State only the number of lines that contain the string "Cuma".
===== INFORMATION SUPPLIED
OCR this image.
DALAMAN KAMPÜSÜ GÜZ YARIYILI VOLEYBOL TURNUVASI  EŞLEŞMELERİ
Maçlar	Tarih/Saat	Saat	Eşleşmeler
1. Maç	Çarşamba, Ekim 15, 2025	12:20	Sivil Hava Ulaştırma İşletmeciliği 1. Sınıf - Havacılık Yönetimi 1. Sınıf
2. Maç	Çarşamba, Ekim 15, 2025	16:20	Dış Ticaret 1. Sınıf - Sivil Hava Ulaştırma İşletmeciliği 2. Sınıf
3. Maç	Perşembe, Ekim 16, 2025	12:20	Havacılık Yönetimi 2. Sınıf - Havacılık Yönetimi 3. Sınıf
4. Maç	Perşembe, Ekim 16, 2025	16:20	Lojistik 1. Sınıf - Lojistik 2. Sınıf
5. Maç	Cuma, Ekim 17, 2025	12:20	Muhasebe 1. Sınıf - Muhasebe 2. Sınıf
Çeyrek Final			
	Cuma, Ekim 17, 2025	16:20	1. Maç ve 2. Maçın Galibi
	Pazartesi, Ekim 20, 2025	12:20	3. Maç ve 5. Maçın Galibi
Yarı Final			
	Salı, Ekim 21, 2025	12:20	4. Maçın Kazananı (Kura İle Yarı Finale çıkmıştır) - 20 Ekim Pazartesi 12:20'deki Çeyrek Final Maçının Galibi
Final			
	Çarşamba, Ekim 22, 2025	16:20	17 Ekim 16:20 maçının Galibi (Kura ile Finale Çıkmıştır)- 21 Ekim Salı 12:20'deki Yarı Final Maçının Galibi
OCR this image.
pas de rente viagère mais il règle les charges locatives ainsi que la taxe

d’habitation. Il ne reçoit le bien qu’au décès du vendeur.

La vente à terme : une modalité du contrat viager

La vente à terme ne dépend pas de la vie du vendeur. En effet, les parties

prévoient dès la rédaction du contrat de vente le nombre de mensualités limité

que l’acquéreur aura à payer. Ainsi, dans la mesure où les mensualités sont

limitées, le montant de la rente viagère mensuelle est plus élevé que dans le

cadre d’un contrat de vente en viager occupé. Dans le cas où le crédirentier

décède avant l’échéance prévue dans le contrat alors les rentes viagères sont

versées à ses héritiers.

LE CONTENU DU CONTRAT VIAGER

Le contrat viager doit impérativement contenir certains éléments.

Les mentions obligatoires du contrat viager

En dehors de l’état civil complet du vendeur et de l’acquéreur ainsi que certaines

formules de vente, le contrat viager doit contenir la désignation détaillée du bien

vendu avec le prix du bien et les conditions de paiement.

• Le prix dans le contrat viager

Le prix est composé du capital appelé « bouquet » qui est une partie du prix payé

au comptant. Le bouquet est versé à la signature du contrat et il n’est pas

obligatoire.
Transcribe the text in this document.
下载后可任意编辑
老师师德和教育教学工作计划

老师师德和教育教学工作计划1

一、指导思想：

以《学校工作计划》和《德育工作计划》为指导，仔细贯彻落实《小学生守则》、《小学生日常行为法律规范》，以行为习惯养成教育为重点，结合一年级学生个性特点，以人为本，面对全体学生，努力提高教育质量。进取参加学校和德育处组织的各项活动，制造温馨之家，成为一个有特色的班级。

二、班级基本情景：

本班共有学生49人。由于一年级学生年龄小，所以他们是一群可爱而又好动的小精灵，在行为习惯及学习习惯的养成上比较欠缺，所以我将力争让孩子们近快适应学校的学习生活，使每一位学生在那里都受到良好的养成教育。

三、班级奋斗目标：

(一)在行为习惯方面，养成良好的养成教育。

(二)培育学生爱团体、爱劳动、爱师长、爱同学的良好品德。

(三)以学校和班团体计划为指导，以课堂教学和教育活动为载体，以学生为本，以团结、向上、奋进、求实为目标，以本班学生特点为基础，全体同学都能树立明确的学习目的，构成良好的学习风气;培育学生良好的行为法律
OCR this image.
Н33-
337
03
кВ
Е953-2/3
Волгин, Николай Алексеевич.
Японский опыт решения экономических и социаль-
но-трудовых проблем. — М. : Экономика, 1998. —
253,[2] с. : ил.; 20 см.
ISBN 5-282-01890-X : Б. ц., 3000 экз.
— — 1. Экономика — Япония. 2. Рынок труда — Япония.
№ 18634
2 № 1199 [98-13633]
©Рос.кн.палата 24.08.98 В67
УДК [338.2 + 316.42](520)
==========
_ANSWER TO THE TASK_
2